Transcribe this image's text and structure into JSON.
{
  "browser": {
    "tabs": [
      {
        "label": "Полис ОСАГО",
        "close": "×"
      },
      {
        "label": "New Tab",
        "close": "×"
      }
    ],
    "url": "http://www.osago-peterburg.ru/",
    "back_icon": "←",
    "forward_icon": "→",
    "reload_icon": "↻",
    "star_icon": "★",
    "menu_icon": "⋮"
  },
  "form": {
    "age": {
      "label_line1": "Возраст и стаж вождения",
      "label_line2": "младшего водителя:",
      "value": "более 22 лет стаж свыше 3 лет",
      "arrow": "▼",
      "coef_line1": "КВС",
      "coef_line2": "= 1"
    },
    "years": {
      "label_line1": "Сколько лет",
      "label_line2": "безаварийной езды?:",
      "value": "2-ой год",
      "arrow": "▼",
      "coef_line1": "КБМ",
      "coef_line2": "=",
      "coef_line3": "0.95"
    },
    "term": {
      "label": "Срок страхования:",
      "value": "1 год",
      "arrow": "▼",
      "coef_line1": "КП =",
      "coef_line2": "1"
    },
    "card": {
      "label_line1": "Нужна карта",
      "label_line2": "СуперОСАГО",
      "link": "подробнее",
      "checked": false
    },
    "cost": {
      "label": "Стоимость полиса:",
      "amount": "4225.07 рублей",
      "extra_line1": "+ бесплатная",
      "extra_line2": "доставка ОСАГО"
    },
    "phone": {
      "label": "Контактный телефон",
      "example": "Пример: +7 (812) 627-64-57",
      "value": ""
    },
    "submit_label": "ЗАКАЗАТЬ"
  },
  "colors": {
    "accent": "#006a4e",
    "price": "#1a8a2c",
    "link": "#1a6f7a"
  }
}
------
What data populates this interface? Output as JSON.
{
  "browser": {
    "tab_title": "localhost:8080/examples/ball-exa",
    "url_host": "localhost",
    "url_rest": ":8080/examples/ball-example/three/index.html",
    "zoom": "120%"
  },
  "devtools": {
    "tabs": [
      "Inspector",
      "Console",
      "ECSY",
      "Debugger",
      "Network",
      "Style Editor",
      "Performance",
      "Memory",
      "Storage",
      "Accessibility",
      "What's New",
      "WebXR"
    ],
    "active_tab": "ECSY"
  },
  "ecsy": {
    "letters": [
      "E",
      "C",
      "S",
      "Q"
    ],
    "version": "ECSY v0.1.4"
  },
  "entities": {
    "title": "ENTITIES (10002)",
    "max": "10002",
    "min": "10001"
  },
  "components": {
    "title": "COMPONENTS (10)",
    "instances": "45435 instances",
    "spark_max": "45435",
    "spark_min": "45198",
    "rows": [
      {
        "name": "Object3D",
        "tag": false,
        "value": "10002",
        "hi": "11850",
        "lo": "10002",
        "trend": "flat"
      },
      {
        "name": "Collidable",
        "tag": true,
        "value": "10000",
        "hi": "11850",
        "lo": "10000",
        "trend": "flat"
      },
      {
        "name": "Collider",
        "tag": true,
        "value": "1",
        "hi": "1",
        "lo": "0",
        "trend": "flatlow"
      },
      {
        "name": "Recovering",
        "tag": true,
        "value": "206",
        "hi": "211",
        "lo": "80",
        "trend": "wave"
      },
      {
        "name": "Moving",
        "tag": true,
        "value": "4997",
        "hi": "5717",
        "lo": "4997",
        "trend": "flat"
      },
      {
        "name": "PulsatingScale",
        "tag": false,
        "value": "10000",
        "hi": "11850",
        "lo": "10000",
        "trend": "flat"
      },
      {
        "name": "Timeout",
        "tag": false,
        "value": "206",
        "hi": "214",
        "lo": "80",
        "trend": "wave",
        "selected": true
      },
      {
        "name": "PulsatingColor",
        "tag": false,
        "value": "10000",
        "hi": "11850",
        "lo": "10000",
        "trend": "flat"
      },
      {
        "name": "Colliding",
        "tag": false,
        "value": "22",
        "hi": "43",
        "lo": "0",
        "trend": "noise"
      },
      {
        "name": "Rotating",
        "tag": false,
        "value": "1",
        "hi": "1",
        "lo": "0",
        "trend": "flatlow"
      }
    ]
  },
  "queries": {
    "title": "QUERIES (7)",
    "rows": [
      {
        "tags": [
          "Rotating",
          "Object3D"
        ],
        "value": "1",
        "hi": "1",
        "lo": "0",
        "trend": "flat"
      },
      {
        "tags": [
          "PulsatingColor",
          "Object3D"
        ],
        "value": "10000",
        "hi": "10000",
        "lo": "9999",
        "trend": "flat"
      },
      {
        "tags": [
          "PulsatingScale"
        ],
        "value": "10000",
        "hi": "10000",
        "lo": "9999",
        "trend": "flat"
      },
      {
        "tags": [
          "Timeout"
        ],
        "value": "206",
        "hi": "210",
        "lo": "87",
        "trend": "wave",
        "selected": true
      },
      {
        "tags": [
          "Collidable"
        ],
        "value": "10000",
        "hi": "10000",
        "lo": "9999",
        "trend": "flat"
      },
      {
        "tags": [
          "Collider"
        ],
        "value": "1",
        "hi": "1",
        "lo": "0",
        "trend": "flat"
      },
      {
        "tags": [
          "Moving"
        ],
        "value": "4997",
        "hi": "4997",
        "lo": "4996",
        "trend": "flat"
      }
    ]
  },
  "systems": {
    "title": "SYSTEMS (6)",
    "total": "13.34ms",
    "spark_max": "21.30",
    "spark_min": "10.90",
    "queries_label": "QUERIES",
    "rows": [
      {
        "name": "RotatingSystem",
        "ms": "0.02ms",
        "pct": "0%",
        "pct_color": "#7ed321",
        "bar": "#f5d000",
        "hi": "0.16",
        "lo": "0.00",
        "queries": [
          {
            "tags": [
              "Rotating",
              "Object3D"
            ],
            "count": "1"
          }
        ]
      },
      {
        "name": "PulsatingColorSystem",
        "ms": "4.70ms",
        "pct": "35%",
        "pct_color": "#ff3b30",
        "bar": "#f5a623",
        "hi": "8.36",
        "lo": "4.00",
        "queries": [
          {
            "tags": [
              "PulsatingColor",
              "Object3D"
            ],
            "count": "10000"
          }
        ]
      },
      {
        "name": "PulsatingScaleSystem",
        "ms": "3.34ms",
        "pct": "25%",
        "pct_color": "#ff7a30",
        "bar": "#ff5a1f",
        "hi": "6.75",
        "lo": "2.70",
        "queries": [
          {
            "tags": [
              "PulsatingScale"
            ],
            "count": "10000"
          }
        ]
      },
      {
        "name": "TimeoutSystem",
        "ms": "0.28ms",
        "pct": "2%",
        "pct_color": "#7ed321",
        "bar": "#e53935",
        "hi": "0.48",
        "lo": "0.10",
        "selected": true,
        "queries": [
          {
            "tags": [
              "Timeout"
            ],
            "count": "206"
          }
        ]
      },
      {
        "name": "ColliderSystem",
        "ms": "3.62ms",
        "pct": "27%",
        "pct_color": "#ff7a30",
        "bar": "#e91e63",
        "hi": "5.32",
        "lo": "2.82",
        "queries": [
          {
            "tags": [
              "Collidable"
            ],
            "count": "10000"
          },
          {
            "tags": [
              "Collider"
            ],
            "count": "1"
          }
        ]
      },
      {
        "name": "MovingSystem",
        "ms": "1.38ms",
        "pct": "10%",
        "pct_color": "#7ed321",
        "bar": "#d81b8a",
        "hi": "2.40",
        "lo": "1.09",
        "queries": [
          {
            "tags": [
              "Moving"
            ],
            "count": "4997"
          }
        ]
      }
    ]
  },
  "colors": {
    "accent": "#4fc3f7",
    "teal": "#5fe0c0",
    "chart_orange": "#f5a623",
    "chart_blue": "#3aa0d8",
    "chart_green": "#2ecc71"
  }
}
------
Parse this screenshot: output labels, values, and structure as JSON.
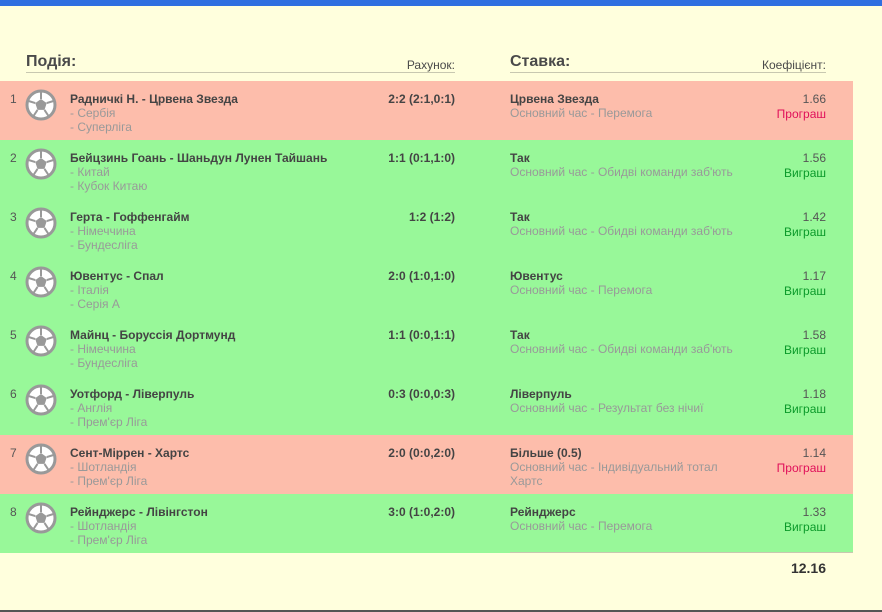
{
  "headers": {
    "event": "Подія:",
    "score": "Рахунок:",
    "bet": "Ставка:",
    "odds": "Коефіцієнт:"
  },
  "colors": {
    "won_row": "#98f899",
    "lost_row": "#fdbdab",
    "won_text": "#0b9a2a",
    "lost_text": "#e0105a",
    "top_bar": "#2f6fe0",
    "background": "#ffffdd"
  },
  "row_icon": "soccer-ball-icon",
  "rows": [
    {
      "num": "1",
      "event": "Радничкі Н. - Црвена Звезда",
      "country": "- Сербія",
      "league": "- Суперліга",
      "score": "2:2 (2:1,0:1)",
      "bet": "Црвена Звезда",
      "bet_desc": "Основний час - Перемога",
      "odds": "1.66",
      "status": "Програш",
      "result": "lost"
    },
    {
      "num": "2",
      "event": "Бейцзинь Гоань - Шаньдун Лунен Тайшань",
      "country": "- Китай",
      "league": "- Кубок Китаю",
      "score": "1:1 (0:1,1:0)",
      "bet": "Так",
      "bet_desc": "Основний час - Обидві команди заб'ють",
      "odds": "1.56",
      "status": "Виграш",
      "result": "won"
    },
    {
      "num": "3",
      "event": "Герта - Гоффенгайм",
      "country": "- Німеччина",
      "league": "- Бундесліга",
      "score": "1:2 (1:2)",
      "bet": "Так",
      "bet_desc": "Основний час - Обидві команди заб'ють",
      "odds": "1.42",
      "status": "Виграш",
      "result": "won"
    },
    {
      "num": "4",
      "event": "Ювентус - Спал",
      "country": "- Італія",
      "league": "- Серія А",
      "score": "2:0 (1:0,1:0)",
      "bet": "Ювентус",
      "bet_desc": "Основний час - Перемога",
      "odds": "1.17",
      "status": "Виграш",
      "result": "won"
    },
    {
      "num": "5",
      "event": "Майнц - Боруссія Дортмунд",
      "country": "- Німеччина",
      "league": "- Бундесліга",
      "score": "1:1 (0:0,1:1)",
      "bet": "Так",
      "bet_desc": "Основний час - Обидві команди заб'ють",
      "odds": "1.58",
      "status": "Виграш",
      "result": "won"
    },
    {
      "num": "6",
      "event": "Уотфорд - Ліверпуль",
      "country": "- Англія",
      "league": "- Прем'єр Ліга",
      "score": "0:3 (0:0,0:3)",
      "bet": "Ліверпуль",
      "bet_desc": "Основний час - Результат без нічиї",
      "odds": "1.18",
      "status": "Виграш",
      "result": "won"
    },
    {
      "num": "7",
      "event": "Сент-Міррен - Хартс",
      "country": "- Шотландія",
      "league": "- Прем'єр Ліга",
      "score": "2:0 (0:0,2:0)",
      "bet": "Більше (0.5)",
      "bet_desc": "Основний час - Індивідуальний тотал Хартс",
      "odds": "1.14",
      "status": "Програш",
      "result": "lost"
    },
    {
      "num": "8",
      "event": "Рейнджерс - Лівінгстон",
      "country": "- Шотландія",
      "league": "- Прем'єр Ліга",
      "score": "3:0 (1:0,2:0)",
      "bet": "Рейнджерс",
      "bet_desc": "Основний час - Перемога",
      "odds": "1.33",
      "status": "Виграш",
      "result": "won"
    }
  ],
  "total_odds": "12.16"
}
------
- **Set task**
Look over the material above and show each line where "Collidable" appears.

- **Expected answer**
        "name": "Collidable",
          "Collidable"
              "Collidable"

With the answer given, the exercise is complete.